Collect each line of the records containing the string "Ransom".

Entries supplied —

···

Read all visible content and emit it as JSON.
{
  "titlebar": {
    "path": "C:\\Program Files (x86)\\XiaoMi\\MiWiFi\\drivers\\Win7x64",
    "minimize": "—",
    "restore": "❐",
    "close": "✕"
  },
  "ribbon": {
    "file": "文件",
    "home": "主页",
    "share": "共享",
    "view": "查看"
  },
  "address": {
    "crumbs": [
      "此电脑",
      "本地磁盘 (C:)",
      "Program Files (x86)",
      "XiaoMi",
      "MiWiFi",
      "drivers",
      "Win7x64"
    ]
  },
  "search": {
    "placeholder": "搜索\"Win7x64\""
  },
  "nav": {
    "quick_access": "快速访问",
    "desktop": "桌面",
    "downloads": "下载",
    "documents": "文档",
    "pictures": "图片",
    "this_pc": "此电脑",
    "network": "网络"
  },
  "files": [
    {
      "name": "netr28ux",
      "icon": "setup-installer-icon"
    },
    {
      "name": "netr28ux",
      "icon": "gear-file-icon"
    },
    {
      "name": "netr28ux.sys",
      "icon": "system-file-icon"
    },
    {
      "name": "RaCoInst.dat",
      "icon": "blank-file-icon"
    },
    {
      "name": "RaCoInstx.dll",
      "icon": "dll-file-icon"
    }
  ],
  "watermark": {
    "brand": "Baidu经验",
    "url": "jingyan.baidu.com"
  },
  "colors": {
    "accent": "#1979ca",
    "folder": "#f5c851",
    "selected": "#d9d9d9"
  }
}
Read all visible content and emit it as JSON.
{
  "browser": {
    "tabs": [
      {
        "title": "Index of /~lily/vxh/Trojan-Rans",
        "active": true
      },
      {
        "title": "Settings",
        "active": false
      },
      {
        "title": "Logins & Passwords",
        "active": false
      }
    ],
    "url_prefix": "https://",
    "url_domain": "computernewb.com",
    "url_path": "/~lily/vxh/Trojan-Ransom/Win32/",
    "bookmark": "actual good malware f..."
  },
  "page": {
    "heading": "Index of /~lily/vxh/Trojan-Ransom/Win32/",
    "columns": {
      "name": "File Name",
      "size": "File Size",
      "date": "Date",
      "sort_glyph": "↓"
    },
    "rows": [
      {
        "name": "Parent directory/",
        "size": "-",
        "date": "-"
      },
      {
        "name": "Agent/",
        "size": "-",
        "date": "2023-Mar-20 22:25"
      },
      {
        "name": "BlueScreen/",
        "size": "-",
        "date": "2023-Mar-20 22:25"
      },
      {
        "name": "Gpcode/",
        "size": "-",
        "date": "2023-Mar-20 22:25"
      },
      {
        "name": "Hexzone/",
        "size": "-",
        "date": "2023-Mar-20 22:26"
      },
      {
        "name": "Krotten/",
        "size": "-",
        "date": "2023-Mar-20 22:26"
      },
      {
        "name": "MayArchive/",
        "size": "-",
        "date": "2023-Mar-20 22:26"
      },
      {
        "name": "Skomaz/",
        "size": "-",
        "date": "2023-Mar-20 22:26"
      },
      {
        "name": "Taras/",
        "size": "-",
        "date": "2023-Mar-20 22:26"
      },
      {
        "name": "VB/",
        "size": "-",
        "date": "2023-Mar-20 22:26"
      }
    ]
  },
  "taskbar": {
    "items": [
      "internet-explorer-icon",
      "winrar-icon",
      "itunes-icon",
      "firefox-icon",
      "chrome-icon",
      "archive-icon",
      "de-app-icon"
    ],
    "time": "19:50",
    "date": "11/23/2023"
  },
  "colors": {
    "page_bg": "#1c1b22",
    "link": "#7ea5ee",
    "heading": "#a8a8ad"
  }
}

···

Right answer —
    "url_path": "/~lily/vxh/Trojan-Ransom/Win32/",
    "heading": "Index of /~lily/vxh/Trojan-Ransom/Win32/",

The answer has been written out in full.